START SELECTED TEXT

Ahead of the Tour de France, Démare took successive victories in Halle–Ingooigem and the French National Road Race Championships – finishing directly ahead of Bouhanni in the latter. Démare's best stage results at the Tour de France were a pair of third-place finishes, on stages four and twelve. Over the remainder of the 2014 campaign, Démare took a further six victories – for a final tally of fifteen wins. He won the Kampioenschap van Vlaanderen and Grand Prix d'Isbergues one-day races in September in bunch sprints, before he won the Tour de l'Eurométropole stage race the following month, along with three stages, points and young rider classifications.

END SELECTED TEXT
START DATA EXTRACT

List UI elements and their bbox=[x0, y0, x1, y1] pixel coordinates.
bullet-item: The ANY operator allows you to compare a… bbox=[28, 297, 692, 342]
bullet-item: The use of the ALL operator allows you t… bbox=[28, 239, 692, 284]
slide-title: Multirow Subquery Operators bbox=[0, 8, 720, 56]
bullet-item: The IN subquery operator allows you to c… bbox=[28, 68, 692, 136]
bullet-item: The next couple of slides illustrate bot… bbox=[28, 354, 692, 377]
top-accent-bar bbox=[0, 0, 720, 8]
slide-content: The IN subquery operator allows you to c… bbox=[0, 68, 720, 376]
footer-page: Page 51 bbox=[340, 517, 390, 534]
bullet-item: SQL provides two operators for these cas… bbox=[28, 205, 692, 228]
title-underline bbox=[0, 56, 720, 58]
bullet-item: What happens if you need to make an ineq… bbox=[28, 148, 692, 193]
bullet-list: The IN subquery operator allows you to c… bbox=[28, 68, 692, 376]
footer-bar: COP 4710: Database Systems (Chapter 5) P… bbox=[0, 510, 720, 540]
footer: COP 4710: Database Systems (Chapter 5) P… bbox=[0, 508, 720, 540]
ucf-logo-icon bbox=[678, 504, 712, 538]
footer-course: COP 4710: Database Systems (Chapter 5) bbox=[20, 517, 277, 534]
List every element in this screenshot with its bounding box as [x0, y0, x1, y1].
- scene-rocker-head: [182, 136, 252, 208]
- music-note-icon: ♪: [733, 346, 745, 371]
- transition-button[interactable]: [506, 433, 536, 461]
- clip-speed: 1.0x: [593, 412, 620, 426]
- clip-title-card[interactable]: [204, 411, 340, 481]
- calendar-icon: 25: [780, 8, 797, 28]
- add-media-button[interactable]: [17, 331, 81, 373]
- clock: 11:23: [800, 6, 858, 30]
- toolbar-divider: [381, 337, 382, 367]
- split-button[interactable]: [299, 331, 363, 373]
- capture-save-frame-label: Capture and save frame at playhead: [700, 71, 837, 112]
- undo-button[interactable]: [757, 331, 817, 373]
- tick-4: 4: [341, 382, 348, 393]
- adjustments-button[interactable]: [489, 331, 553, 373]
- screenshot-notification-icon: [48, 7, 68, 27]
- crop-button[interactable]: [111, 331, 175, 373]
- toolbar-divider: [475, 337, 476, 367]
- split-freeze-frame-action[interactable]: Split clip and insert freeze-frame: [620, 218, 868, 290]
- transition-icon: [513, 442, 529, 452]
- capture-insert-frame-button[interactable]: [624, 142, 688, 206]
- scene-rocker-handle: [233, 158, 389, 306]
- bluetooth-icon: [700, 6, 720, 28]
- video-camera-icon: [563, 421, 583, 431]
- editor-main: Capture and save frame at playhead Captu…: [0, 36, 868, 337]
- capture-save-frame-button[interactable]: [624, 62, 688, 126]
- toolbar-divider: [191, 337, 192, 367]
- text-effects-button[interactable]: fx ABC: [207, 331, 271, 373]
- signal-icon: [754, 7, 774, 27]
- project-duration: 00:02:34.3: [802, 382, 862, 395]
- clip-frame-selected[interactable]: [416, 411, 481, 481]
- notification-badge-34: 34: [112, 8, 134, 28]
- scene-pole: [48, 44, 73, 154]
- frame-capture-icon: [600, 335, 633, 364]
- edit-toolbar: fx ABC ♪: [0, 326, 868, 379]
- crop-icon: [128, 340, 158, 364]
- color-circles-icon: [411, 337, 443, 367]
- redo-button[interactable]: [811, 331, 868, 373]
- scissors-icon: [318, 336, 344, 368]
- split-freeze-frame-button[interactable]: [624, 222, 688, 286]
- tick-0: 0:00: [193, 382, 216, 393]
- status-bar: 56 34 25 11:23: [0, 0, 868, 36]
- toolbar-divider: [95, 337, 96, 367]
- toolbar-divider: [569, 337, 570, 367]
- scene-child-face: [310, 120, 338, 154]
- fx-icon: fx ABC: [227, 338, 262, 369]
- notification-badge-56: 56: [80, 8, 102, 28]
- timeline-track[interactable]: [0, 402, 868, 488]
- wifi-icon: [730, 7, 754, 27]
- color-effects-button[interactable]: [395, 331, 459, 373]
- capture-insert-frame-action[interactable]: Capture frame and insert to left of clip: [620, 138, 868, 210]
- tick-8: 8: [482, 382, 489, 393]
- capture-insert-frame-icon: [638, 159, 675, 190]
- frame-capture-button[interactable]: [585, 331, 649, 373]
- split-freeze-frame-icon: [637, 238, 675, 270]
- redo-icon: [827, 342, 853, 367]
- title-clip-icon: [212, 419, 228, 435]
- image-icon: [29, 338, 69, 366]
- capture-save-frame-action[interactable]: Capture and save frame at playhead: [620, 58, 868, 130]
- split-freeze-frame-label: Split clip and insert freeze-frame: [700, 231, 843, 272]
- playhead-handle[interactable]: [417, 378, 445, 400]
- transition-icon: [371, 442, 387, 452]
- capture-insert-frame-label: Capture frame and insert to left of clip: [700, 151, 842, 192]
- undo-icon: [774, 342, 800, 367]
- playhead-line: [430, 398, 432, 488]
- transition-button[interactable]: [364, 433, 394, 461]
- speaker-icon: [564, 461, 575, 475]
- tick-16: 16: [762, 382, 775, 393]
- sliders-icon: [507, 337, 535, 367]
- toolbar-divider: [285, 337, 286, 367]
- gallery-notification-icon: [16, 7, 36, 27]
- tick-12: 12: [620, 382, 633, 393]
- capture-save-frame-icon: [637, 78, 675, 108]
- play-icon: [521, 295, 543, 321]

END DATA EXTRACT

• [THE TASK] From the passage on Démare's 2014 season, extract the words from "Ahead of the" to "young rider classifications.". The data is not needed here.

• [ANSWER TO THIS EXERCISE]
Ahead of the Tour de France, Démare took successive victories in Halle–Ingooigem and the French National Road Race Championships – finishing directly ahead of Bouhanni in the latter. Démare's best stage results at the Tour de France were a pair of third-place finishes, on stages four and twelve. Over the remainder of the 2014 campaign, Démare took a further six victories – for a final tally of fifteen wins. He won the Kampioenschap van Vlaanderen and Grand Prix d'Isbergues one-day races in September in bunch sprints, before he won the Tour de l'Eurométropole stage race the following month, along with three stages, points and young rider classifications.